Figure content listings
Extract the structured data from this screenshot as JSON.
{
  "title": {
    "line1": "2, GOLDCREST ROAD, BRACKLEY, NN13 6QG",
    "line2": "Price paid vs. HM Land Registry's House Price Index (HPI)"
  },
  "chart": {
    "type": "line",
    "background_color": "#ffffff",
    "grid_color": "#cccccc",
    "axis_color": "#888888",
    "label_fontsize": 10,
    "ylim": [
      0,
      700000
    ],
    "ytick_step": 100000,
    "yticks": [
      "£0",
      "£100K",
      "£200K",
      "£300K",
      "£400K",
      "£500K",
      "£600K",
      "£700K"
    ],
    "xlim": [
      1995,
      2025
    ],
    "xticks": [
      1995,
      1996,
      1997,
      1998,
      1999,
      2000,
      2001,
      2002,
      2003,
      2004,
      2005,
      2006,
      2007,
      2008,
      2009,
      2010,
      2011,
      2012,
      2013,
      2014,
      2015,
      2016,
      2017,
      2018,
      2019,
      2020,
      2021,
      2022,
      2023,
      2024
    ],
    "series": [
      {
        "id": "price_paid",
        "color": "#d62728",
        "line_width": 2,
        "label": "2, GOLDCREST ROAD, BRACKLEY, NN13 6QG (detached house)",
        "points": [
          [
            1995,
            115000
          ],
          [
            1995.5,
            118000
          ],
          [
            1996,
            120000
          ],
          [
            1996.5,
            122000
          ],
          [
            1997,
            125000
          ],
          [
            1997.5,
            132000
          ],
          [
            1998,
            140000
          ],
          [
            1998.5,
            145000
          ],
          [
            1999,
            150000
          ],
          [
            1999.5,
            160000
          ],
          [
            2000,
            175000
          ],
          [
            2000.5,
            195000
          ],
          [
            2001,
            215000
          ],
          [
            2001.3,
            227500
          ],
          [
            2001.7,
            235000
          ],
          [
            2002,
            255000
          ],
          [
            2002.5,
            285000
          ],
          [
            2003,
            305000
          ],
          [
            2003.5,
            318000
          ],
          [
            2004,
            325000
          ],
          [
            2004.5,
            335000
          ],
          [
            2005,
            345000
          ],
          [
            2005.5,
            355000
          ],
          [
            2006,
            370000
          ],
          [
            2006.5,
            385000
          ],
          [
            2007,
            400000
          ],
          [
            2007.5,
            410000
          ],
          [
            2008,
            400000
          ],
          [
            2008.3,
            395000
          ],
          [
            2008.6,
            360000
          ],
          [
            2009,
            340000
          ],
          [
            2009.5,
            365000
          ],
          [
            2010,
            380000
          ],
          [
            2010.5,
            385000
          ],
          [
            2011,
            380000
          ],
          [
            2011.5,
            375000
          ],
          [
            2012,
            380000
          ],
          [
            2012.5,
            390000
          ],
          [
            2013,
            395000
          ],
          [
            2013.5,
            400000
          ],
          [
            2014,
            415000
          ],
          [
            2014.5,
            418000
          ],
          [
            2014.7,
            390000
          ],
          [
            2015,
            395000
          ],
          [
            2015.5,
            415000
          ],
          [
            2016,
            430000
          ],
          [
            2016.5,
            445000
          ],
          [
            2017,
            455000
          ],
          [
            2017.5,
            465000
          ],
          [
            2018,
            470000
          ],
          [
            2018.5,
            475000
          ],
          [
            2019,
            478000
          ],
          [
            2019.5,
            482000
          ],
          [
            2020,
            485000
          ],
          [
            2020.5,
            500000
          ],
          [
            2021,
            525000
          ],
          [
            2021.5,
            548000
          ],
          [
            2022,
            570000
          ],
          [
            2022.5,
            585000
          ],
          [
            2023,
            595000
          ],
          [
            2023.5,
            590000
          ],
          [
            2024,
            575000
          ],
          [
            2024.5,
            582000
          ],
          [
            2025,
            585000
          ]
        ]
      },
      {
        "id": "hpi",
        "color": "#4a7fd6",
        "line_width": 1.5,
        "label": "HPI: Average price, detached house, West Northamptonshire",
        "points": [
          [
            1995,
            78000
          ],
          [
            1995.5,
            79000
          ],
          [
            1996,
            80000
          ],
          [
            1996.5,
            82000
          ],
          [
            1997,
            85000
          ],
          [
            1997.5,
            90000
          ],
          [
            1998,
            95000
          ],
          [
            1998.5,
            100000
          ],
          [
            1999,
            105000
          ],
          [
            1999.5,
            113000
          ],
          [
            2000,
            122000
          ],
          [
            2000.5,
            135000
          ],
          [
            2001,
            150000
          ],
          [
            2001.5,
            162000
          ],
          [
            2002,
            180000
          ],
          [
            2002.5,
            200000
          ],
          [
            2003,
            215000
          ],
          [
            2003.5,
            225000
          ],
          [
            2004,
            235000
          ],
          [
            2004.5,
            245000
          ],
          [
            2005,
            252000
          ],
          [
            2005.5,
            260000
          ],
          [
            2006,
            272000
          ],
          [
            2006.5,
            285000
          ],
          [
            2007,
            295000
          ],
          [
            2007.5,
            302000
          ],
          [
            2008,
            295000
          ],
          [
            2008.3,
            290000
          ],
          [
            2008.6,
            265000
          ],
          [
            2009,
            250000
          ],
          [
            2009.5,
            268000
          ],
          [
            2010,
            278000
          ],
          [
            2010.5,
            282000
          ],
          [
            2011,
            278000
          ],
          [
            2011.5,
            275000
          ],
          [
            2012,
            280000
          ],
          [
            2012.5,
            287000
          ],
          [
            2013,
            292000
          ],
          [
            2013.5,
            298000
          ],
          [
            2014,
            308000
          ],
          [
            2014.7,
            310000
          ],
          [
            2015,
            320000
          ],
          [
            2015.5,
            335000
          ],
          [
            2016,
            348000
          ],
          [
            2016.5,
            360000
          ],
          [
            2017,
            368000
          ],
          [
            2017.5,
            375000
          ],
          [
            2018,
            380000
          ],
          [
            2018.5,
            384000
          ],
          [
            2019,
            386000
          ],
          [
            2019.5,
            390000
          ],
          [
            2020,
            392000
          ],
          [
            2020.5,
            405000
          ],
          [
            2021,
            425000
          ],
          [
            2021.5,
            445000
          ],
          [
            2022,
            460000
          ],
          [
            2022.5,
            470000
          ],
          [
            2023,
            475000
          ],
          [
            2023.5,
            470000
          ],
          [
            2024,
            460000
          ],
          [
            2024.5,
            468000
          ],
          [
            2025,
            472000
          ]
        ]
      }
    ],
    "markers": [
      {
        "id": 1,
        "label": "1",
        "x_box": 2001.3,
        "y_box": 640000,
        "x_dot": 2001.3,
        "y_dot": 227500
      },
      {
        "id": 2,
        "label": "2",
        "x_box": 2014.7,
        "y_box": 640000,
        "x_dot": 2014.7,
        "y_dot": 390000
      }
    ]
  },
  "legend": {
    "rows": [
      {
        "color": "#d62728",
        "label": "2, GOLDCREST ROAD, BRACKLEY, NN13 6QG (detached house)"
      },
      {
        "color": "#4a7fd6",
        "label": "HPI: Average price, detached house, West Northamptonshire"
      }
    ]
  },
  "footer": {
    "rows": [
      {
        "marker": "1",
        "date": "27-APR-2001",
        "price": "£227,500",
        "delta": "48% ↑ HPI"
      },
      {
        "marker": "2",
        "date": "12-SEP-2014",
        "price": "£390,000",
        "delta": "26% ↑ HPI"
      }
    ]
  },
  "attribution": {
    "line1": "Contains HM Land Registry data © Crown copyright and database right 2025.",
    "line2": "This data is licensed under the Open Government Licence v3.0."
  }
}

What the task requires: Nothing should be changed: write out all of the data as is.

Task solution:
Extract the structured data from this screenshot as JSON.
{
  "title": {
    "line1": "2, GOLDCREST ROAD, BRACKLEY, NN13 6QG",
    "line2": "Price paid vs. HM Land Registry's House Price Index (HPI)"
  },
  "chart": {
    "type": "line",
    "background_color": "#ffffff",
    "grid_color": "#cccccc",
    "axis_color": "#888888",
    "label_fontsize": 10,
    "ylim": [
      0,
      700000
    ],
    "ytick_step": 100000,
    "yticks": [
      "£0",
      "£100K",
      "£200K",
      "£300K",
      "£400K",
      "£500K",
      "£600K",
      "£700K"
    ],
    "xlim": [
      1995,
      2025
    ],
    "xticks": [
      1995,
      1996,
      1997,
      1998,
      1999,
      2000,
      2001,
      2002,
      2003,
      2004,
      2005,
      2006,
      2007,
      2008,
      2009,
      2010,
      2011,
      2012,
      2013,
      2014,
      2015,
      2016,
      2017,
      2018,
      2019,
      2020,
      2021,
      2022,
      2023,
      2024
    ],
    "series": [
      {
        "id": "price_paid",
        "color": "#d62728",
        "line_width": 2,
        "label": "2, GOLDCREST ROAD, BRACKLEY, NN13 6QG (detached house)",
        "points": [
          [
            1995,
            115000
          ],
          [
            1995.5,
            118000
          ],
          [
            1996,
            120000
          ],
          [
            1996.5,
            122000
          ],
          [
            1997,
            125000
          ],
          [
            1997.5,
            132000
          ],
          [
            1998,
            140000
          ],
          [
            1998.5,
            145000
          ],
          [
            1999,
            150000
          ],
          [
            1999.5,
            160000
          ],
          [
            2000,
            175000
          ],
          [
            2000.5,
            195000
          ],
          [
            2001,
            215000
          ],
          [
            2001.3,
            227500
          ],
          [
            2001.7,
            235000
          ],
          [
            2002,
            255000
          ],
          [
            2002.5,
            285000
          ],
          [
            2003,
            305000
          ],
          [
            2003.5,
            318000
          ],
          [
            2004,
            325000
          ],
          [
            2004.5,
            335000
          ],
          [
            2005,
            345000
          ],
          [
            2005.5,
            355000
          ],
          [
            2006,
            370000
          ],
          [
            2006.5,
            385000
          ],
          [
            2007,
            400000
          ],
          [
            2007.5,
            410000
          ],
          [
            2008,
            400000
          ],
          [
            2008.3,
            395000
          ],
          [
            2008.6,
            360000
          ],
          [
            2009,
            340000
          ],
          [
            2009.5,
            365000
          ],
          [
            2010,
            380000
          ],
          [
            2010.5,
            385000
          ],
          [
            2011,
            380000
          ],
          [
            2011.5,
            375000
          ],
          [
            2012,
            380000
          ],
          [
            2012.5,
            390000
          ],
          [
            2013,
            395000
          ],
          [
            2013.5,
            400000
          ],
          [
            2014,
            415000
          ],
          [
            2014.5,
            418000
          ],
          [
            2014.7,
            390000
          ],
          [
            2015,
            395000
          ],
          [
            2015.5,
            415000
          ],
          [
            2016,
            430000
          ],
          [
            2016.5,
            445000
          ],
          [
            2017,
            455000
          ],
          [
            2017.5,
            465000
          ],
          [
            2018,
            470000
          ],
          [
            2018.5,
            475000
          ],
          [
            2019,
            478000
          ],
          [
            2019.5,
            482000
          ],
          [
            2020,
            485000
          ],
          [
            2020.5,
            500000
          ],
          [
            2021,
            525000
          ],
          [
            2021.5,
            548000
          ],
          [
            2022,
            570000
          ],
          [
            2022.5,
            585000
          ],
          [
            2023,
            595000
          ],
          [
            2023.5,
            590000
          ],
          [
            2024,
            575000
          ],
          [
            2024.5,
            582000
          ],
          [
            2025,
            585000
          ]
        ]
      },
      {
        "id": "hpi",
        "color": "#4a7fd6",
        "line_width": 1.5,
        "label": "HPI: Average price, detached house, West Northamptonshire",
        "points": [
          [
            1995,
            78000
          ],
          [
            1995.5,
            79000
          ],
          [
            1996,
            80000
          ],
          [
            1996.5,
            82000
          ],
          [
            1997,
            85000
          ],
          [
            1997.5,
            90000
          ],
          [
            1998,
            95000
          ],
          [
            1998.5,
            100000
          ],
          [
            1999,
            105000
          ],
          [
            1999.5,
            113000
          ],
          [
            2000,
            122000
          ],
          [
            2000.5,
            135000
          ],
          [
            2001,
            150000
          ],
          [
            2001.5,
            162000
          ],
          [
            2002,
            180000
          ],
          [
            2002.5,
            200000
          ],
          [
            2003,
            215000
          ],
          [
            2003.5,
            225000
          ],
          [
            2004,
            235000
          ],
          [
            2004.5,
            245000
          ],
          [
            2005,
            252000
          ],
          [
            2005.5,
            260000
          ],
          [
            2006,
            272000
          ],
          [
            2006.5,
            285000
          ],
          [
            2007,
            295000
          ],
          [
            2007.5,
            302000
          ],
          [
            2008,
            295000
          ],
          [
            2008.3,
            290000
          ],
          [
            2008.6,
            265000
          ],
          [
            2009,
            250000
          ],
          [
            2009.5,
            268000
          ],
          [
            2010,
            278000
          ],
          [
            2010.5,
            282000
          ],
          [
            2011,
            278000
          ],
          [
            2011.5,
            275000
          ],
          [
            2012,
            280000
          ],
          [
            2012.5,
            287000
          ],
          [
            2013,
            292000
          ],
          [
            2013.5,
            298000
          ],
          [
            2014,
            308000
          ],
          [
            2014.7,
            310000
          ],
          [
            2015,
            320000
          ],
          [
            2015.5,
            335000
          ],
          [
            2016,
            348000
          ],
          [
            2016.5,
            360000
          ],
          [
            2017,
            368000
          ],
          [
            2017.5,
            375000
          ],
          [
            2018,
            380000
          ],
          [
            2018.5,
            384000
          ],
          [
            2019,
            386000
          ],
          [
            2019.5,
            390000
          ],
          [
            2020,
            392000
          ],
          [
            2020.5,
            405000
          ],
          [
            2021,
            425000
          ],
          [
            2021.5,
            445000
          ],
          [
            2022,
            460000
          ],
          [
            2022.5,
            470000
          ],
          [
            2023,
            475000
          ],
          [
            2023.5,
            470000
          ],
          [
            2024,
            460000
          ],
          [
            2024.5,
            468000
          ],
          [
            2025,
            472000
          ]
        ]
      }
    ],
    "markers": [
      {
        "id": 1,
        "label": "1",
        "x_box": 2001.3,
        "y_box": 640000,
        "x_dot": 2001.3,
        "y_dot": 227500
      },
      {
        "id": 2,
        "label": "2",
        "x_box": 2014.7,
        "y_box": 640000,
        "x_dot": 2014.7,
        "y_dot": 390000
      }
    ]
  },
  "legend": {
    "rows": [
      {
        "color": "#d62728",
        "label": "2, GOLDCREST ROAD, BRACKLEY, NN13 6QG (detached house)"
      },
      {
        "color": "#4a7fd6",
        "label": "HPI: Average price, detached house, West Northamptonshire"
      }
    ]
  },
  "footer": {
    "rows": [
      {
        "marker": "1",
        "date": "27-APR-2001",
        "price": "£227,500",
        "delta": "48% ↑ HPI"
      },
      {
        "marker": "2",
        "date": "12-SEP-2014",
        "price": "£390,000",
        "delta": "26% ↑ HPI"
      }
    ]
  },
  "attribution": {
    "line1": "Contains HM Land Registry data © Crown copyright and database right 2025.",
    "line2": "This data is licensed under the Open Government Licence v3.0."
  }
}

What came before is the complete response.